BEGIN The data

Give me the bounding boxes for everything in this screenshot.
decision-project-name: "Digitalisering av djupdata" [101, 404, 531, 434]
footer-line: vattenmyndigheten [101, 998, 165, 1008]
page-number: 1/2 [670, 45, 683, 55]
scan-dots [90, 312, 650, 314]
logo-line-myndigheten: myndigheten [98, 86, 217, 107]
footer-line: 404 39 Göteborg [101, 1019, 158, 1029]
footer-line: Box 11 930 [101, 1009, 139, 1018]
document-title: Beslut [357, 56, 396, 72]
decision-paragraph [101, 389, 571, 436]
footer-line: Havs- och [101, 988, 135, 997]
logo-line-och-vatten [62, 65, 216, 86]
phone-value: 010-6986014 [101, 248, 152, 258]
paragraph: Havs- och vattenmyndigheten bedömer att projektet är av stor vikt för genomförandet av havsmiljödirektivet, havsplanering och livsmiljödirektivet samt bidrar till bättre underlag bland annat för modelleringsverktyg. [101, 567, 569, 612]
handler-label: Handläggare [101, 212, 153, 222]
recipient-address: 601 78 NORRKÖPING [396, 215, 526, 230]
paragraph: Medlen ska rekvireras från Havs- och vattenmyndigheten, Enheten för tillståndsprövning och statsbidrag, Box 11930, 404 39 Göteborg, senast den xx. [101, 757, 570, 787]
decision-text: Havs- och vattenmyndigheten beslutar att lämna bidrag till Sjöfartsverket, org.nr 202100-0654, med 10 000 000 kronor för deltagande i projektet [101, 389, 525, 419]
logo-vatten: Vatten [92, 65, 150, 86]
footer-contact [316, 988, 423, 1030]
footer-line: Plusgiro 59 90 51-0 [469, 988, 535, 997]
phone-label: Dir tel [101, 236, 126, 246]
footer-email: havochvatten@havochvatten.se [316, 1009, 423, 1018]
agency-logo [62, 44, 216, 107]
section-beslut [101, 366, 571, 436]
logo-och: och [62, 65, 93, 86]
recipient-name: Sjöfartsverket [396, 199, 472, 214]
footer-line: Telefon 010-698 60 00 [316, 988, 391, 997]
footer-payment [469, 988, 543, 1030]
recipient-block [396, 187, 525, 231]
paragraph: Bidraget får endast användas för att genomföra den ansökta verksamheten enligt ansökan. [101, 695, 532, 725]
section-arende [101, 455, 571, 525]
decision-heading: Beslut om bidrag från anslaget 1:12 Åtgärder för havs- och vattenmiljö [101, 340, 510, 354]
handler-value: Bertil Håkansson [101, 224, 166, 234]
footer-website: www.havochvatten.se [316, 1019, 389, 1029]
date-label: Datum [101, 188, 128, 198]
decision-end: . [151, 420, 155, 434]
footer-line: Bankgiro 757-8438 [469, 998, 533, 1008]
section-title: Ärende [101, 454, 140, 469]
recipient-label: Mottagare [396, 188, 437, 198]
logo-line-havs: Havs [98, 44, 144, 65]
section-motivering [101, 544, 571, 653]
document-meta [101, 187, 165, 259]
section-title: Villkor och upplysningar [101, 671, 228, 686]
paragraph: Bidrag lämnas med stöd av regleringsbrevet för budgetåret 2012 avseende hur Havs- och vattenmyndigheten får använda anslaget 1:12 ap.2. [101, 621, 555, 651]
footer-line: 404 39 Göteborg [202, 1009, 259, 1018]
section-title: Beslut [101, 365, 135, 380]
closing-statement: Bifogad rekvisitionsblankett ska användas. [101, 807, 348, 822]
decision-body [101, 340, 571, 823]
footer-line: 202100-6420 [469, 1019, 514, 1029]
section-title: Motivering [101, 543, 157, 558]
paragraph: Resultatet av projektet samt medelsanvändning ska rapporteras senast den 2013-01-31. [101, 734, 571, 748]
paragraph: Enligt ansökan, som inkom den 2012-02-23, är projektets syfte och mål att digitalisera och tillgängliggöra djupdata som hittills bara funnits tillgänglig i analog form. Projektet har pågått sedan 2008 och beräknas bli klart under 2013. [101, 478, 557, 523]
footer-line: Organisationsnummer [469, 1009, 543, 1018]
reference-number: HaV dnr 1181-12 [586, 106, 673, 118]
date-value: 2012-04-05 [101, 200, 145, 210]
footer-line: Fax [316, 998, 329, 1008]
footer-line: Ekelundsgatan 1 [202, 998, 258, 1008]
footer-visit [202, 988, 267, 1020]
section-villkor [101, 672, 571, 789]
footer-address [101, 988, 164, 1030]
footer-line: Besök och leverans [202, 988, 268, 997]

END The data

What you have to do: Once you have read the records above, write them out again exactly.

Exercise result:
Give me the bounding boxes for everything in this screenshot.
decision-project-name: "Digitalisering av djupdata" [101, 404, 531, 434]
footer-line: vattenmyndigheten [101, 998, 165, 1008]
page-number: 1/2 [670, 45, 683, 55]
scan-dots [90, 312, 650, 314]
logo-line-myndigheten: myndigheten [98, 86, 217, 107]
footer-line: 404 39 Göteborg [101, 1019, 158, 1029]
footer-line: Box 11 930 [101, 1009, 139, 1018]
document-title: Beslut [357, 56, 396, 72]
decision-paragraph [101, 389, 571, 436]
footer-line: Havs- och [101, 988, 135, 997]
logo-line-och-vatten [62, 65, 216, 86]
phone-value: 010-6986014 [101, 248, 152, 258]
paragraph: Havs- och vattenmyndigheten bedömer att projektet är av stor vikt för genomförandet av havsmiljödirektivet, havsplanering och livsmiljödirektivet samt bidrar till bättre underlag bland annat för modelleringsverktyg. [101, 567, 569, 612]
handler-label: Handläggare [101, 212, 153, 222]
recipient-address: 601 78 NORRKÖPING [396, 215, 526, 230]
paragraph: Medlen ska rekvireras från Havs- och vattenmyndigheten, Enheten för tillståndsprövning och statsbidrag, Box 11930, 404 39 Göteborg, senast den xx. [101, 757, 570, 787]
decision-text: Havs- och vattenmyndigheten beslutar att lämna bidrag till Sjöfartsverket, org.nr 202100-0654, med 10 000 000 kronor för deltagande i projektet [101, 389, 525, 419]
logo-vatten: Vatten [92, 65, 150, 86]
footer-contact [316, 988, 423, 1030]
footer-line: Plusgiro 59 90 51-0 [469, 988, 535, 997]
phone-label: Dir tel [101, 236, 126, 246]
footer-email: havochvatten@havochvatten.se [316, 1009, 423, 1018]
agency-logo [62, 44, 216, 107]
section-beslut [101, 366, 571, 436]
logo-och: och [62, 65, 93, 86]
recipient-name: Sjöfartsverket [396, 199, 472, 214]
footer-line: Telefon 010-698 60 00 [316, 988, 391, 997]
footer-payment [469, 988, 543, 1030]
recipient-block [396, 187, 525, 231]
paragraph: Bidraget får endast användas för att genomföra den ansökta verksamheten enligt ansökan. [101, 695, 532, 725]
section-arende [101, 455, 571, 525]
decision-heading: Beslut om bidrag från anslaget 1:12 Åtgärder för havs- och vattenmiljö [101, 340, 510, 354]
handler-value: Bertil Håkansson [101, 224, 166, 234]
footer-website: www.havochvatten.se [316, 1019, 389, 1029]
date-label: Datum [101, 188, 128, 198]
decision-end: . [151, 420, 155, 434]
footer-line: Bankgiro 757-8438 [469, 998, 533, 1008]
section-title: Ärende [101, 454, 140, 469]
recipient-label: Mottagare [396, 188, 437, 198]
logo-line-havs: Havs [98, 44, 144, 65]
section-motivering [101, 544, 571, 653]
document-meta [101, 187, 165, 259]
section-title: Villkor och upplysningar [101, 671, 228, 686]
paragraph: Bidrag lämnas med stöd av regleringsbrevet för budgetåret 2012 avseende hur Havs- och vattenmyndigheten får använda anslaget 1:12 ap.2. [101, 621, 555, 651]
footer-line: 404 39 Göteborg [202, 1009, 259, 1018]
section-title: Beslut [101, 365, 135, 380]
closing-statement: Bifogad rekvisitionsblankett ska användas. [101, 807, 348, 822]
decision-body [101, 340, 571, 823]
footer-line: 202100-6420 [469, 1019, 514, 1029]
section-title: Motivering [101, 543, 157, 558]
paragraph: Resultatet av projektet samt medelsanvändning ska rapporteras senast den 2013-01-31. [101, 734, 571, 748]
paragraph: Enligt ansökan, som inkom den 2012-02-23, är projektets syfte och mål att digitalisera och tillgängliggöra djupdata som hittills bara funnits tillgänglig i analog form. Projektet har pågått sedan 2008 och beräknas bli klart under 2013. [101, 478, 557, 523]
footer-line: Organisationsnummer [469, 1009, 543, 1018]
reference-number: HaV dnr 1181-12 [586, 106, 673, 118]
date-value: 2012-04-05 [101, 200, 145, 210]
footer-line: Fax [316, 998, 329, 1008]
footer-line: Ekelundsgatan 1 [202, 998, 258, 1008]
footer-visit [202, 988, 267, 1020]
section-villkor [101, 672, 571, 789]
footer-address [101, 988, 164, 1030]
footer-line: Besök och leverans [202, 988, 268, 997]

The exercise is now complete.